Exercise |
Make an exact copy of the records, with the images left out.

Supplied records |
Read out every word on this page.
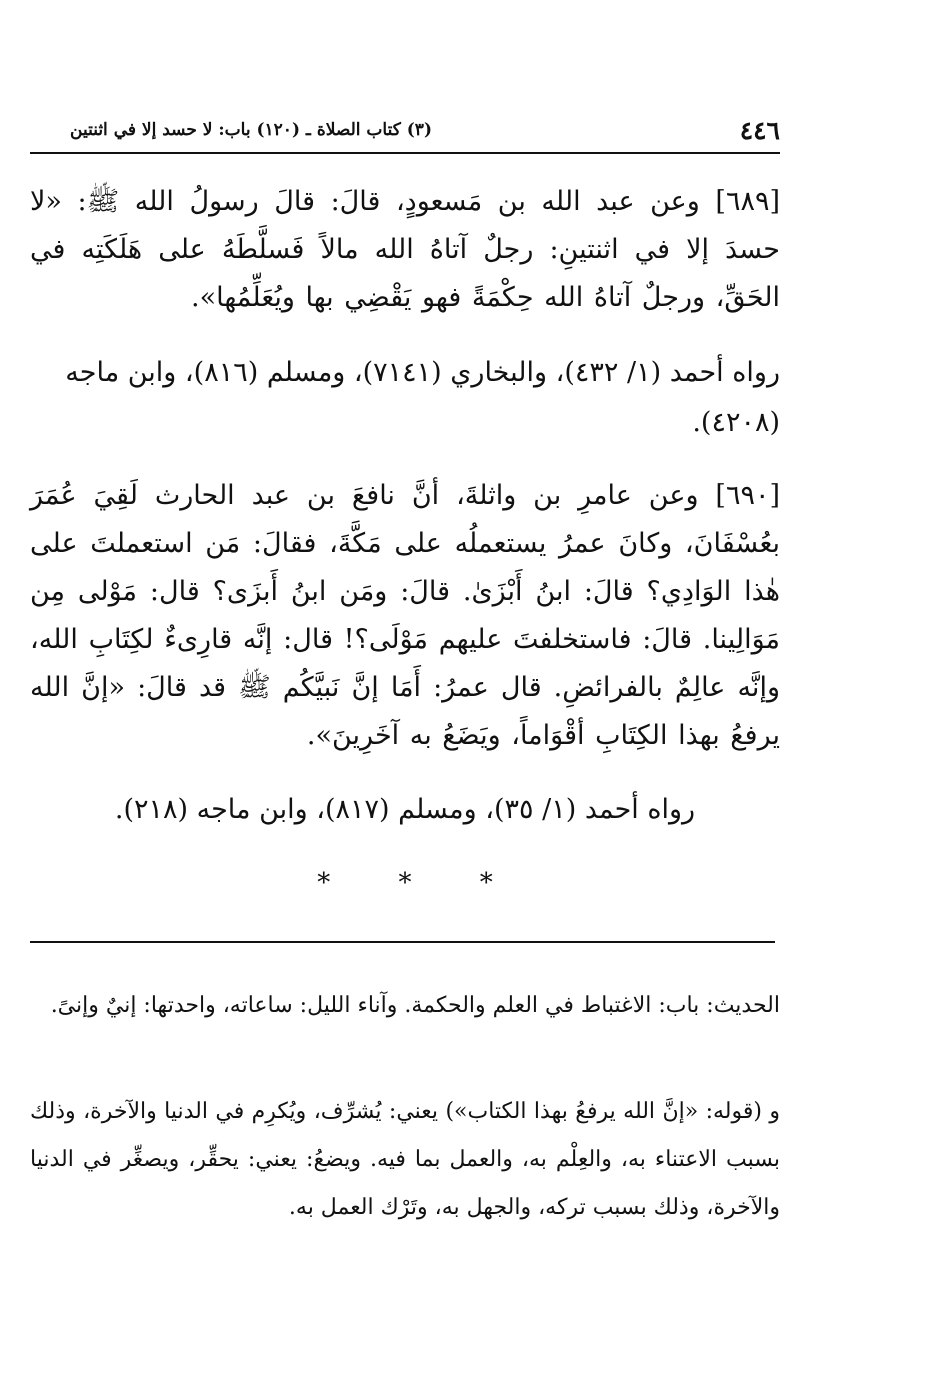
٤٤٦
(٣) كتاب الصلاة ـ (١٢٠) باب: لا حسد إلا في اثنتين
[٦٨٩] وعن عبد الله بن مَسعودٍ، قالَ: قالَ رسولُ الله ﷺ: «لا حسدَ إلا في اثنتينِ: رجلٌ آتاهُ الله مالاً فَسلَّطَهُ على هَلَكَتِه في الحَقِّ، ورجلٌ آتاهُ الله حِكْمَةً فهو يَقْضِي بها ويُعَلِّمُها».
رواه أحمد (١/ ٤٣٢)، والبخاري (٧١٤١)، ومسلم (٨١٦)، وابن ماجه (٤٢٠٨).
[٦٩٠] وعن عامرِ بن واثلةَ، أنَّ نافعَ بن عبد الحارث لَقِيَ عُمَرَ بعُسْفَانَ، وكانَ عمرُ يستعملُه على مَكَّةَ، فقالَ: مَن استعملتَ على هٰذا الوَادِي؟ قالَ: ابنُ أَبْزَىٰ. قالَ: ومَن ابنُ أَبزَى؟ قال: مَوْلى مِن مَوَالِينا. قالَ: فاستخلفتَ عليهم مَوْلَى؟! قال: إنَّه قارِىءٌ لكِتَابِ الله، وإنَّه عالِمٌ بالفرائضِ. قال عمرُ: أَمَا إنَّ نَبيَّكُم ﷺ قد قالَ: «إنَّ الله يرفعُ بهذا الكِتَابِ أقْوَاماً، ويَضَعُ به آخَرِينَ».
رواه أحمد (١/ ٣٥)، ومسلم (٨١٧)، وابن ماجه (٢١٨).
* * *
الحديث: باب: الاغتباط في العلم والحكمة. وآناء الليل: ساعاته، واحدتها: إنيٌ وإنىً.
و (قوله: «إنَّ الله يرفعُ بهذا الكتاب») يعني: يُشرِّف، ويُكرِم في الدنيا والآخرة، وذلك بسبب الاعتناء به، والعِلْم به، والعمل بما فيه. ويضعُ: يعني: يحقِّر، ويصغِّر في الدنيا والآخرة، وذلك بسبب تركه، والجهل به، وتَرْك العمل به.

Reply to the task |
Read out every word on this page.
٤٤٦
(٣) كتاب الصلاة ـ (١٢٠) باب: لا حسد إلا في اثنتين
[٦٨٩] وعن عبد الله بن مَسعودٍ، قالَ: قالَ رسولُ الله ﷺ: «لا حسدَ إلا في اثنتينِ: رجلٌ آتاهُ الله مالاً فَسلَّطَهُ على هَلَكَتِه في الحَقِّ، ورجلٌ آتاهُ الله حِكْمَةً فهو يَقْضِي بها ويُعَلِّمُها».
رواه أحمد (١/ ٤٣٢)، والبخاري (٧١٤١)، ومسلم (٨١٦)، وابن ماجه (٤٢٠٨).
[٦٩٠] وعن عامرِ بن واثلةَ، أنَّ نافعَ بن عبد الحارث لَقِيَ عُمَرَ بعُسْفَانَ، وكانَ عمرُ يستعملُه على مَكَّةَ، فقالَ: مَن استعملتَ على هٰذا الوَادِي؟ قالَ: ابنُ أَبْزَىٰ. قالَ: ومَن ابنُ أَبزَى؟ قال: مَوْلى مِن مَوَالِينا. قالَ: فاستخلفتَ عليهم مَوْلَى؟! قال: إنَّه قارِىءٌ لكِتَابِ الله، وإنَّه عالِمٌ بالفرائضِ. قال عمرُ: أَمَا إنَّ نَبيَّكُم ﷺ قد قالَ: «إنَّ الله يرفعُ بهذا الكِتَابِ أقْوَاماً، ويَضَعُ به آخَرِينَ».
رواه أحمد (١/ ٣٥)، ومسلم (٨١٧)، وابن ماجه (٢١٨).
* * *
الحديث: باب: الاغتباط في العلم والحكمة. وآناء الليل: ساعاته، واحدتها: إنيٌ وإنىً.
و (قوله: «إنَّ الله يرفعُ بهذا الكتاب») يعني: يُشرِّف، ويُكرِم في الدنيا والآخرة، وذلك بسبب الاعتناء به، والعِلْم به، والعمل بما فيه. ويضعُ: يعني: يحقِّر، ويصغِّر في الدنيا والآخرة، وذلك بسبب تركه، والجهل به، وتَرْك العمل به.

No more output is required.